--- start STORED ROWS ---

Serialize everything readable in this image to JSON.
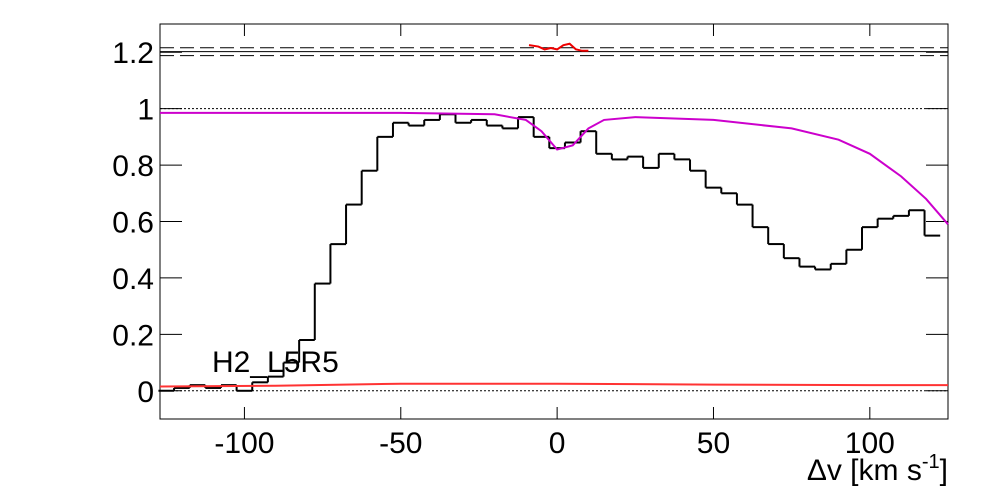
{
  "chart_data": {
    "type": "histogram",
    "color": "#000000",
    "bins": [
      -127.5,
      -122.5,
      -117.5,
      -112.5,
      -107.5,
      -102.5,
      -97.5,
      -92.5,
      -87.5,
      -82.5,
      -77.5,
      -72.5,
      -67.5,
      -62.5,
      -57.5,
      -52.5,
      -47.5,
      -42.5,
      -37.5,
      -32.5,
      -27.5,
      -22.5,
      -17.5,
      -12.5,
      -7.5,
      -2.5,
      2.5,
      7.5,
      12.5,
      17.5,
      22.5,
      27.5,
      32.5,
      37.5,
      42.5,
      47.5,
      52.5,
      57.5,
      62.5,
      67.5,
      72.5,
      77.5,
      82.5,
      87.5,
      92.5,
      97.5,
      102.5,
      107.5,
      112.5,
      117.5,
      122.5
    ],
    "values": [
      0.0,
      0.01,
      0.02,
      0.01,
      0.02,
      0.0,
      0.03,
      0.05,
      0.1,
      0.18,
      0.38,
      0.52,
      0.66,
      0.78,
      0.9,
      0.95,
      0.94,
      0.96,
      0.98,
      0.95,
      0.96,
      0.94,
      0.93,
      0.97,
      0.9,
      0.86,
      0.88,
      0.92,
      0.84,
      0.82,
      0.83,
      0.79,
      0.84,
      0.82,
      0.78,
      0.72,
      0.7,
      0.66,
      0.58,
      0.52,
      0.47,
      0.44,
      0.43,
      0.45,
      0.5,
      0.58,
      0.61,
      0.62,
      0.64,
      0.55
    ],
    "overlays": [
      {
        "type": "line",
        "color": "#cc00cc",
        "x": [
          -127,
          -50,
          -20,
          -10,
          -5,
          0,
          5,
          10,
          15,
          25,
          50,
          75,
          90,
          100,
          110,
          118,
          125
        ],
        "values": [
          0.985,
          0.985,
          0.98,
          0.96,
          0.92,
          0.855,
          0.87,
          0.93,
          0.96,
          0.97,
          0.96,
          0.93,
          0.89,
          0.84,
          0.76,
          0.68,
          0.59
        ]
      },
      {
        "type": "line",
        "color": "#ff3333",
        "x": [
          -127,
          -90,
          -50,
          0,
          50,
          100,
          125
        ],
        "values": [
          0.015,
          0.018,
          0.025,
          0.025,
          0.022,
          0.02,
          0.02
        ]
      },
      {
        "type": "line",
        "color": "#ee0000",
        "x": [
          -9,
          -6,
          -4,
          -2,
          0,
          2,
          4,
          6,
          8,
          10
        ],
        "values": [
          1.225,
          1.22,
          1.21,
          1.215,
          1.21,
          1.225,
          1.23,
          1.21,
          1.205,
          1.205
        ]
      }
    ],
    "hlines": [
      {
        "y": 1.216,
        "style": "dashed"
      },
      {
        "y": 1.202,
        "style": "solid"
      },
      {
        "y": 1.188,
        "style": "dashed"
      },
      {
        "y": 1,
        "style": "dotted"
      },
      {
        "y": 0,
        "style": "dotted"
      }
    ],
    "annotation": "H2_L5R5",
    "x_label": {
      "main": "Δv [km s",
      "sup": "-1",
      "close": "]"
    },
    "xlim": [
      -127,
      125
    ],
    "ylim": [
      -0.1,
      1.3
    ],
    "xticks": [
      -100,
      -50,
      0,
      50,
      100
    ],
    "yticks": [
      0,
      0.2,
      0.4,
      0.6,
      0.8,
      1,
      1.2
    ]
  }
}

--- end STORED ROWS ---

▸ **DO THIS**
Above are records with pictures; repeat the records exactly and leave the pictures out.

▸ **EXPECTED ANSWER**
Serialize everything readable in this image to JSON.
{
  "chart_data": {
    "type": "histogram",
    "color": "#000000",
    "bins": [
      -127.5,
      -122.5,
      -117.5,
      -112.5,
      -107.5,
      -102.5,
      -97.5,
      -92.5,
      -87.5,
      -82.5,
      -77.5,
      -72.5,
      -67.5,
      -62.5,
      -57.5,
      -52.5,
      -47.5,
      -42.5,
      -37.5,
      -32.5,
      -27.5,
      -22.5,
      -17.5,
      -12.5,
      -7.5,
      -2.5,
      2.5,
      7.5,
      12.5,
      17.5,
      22.5,
      27.5,
      32.5,
      37.5,
      42.5,
      47.5,
      52.5,
      57.5,
      62.5,
      67.5,
      72.5,
      77.5,
      82.5,
      87.5,
      92.5,
      97.5,
      102.5,
      107.5,
      112.5,
      117.5,
      122.5
    ],
    "values": [
      0.0,
      0.01,
      0.02,
      0.01,
      0.02,
      0.0,
      0.03,
      0.05,
      0.1,
      0.18,
      0.38,
      0.52,
      0.66,
      0.78,
      0.9,
      0.95,
      0.94,
      0.96,
      0.98,
      0.95,
      0.96,
      0.94,
      0.93,
      0.97,
      0.9,
      0.86,
      0.88,
      0.92,
      0.84,
      0.82,
      0.83,
      0.79,
      0.84,
      0.82,
      0.78,
      0.72,
      0.7,
      0.66,
      0.58,
      0.52,
      0.47,
      0.44,
      0.43,
      0.45,
      0.5,
      0.58,
      0.61,
      0.62,
      0.64,
      0.55
    ],
    "overlays": [
      {
        "type": "line",
        "color": "#cc00cc",
        "x": [
          -127,
          -50,
          -20,
          -10,
          -5,
          0,
          5,
          10,
          15,
          25,
          50,
          75,
          90,
          100,
          110,
          118,
          125
        ],
        "values": [
          0.985,
          0.985,
          0.98,
          0.96,
          0.92,
          0.855,
          0.87,
          0.93,
          0.96,
          0.97,
          0.96,
          0.93,
          0.89,
          0.84,
          0.76,
          0.68,
          0.59
        ]
      },
      {
        "type": "line",
        "color": "#ff3333",
        "x": [
          -127,
          -90,
          -50,
          0,
          50,
          100,
          125
        ],
        "values": [
          0.015,
          0.018,
          0.025,
          0.025,
          0.022,
          0.02,
          0.02
        ]
      },
      {
        "type": "line",
        "color": "#ee0000",
        "x": [
          -9,
          -6,
          -4,
          -2,
          0,
          2,
          4,
          6,
          8,
          10
        ],
        "values": [
          1.225,
          1.22,
          1.21,
          1.215,
          1.21,
          1.225,
          1.23,
          1.21,
          1.205,
          1.205
        ]
      }
    ],
    "hlines": [
      {
        "y": 1.216,
        "style": "dashed"
      },
      {
        "y": 1.202,
        "style": "solid"
      },
      {
        "y": 1.188,
        "style": "dashed"
      },
      {
        "y": 1,
        "style": "dotted"
      },
      {
        "y": 0,
        "style": "dotted"
      }
    ],
    "annotation": "H2_L5R5",
    "x_label": {
      "main": "Δv [km s",
      "sup": "-1",
      "close": "]"
    },
    "xlim": [
      -127,
      125
    ],
    "ylim": [
      -0.1,
      1.3
    ],
    "xticks": [
      -100,
      -50,
      0,
      50,
      100
    ],
    "yticks": [
      0,
      0.2,
      0.4,
      0.6,
      0.8,
      1,
      1.2
    ]
  }
}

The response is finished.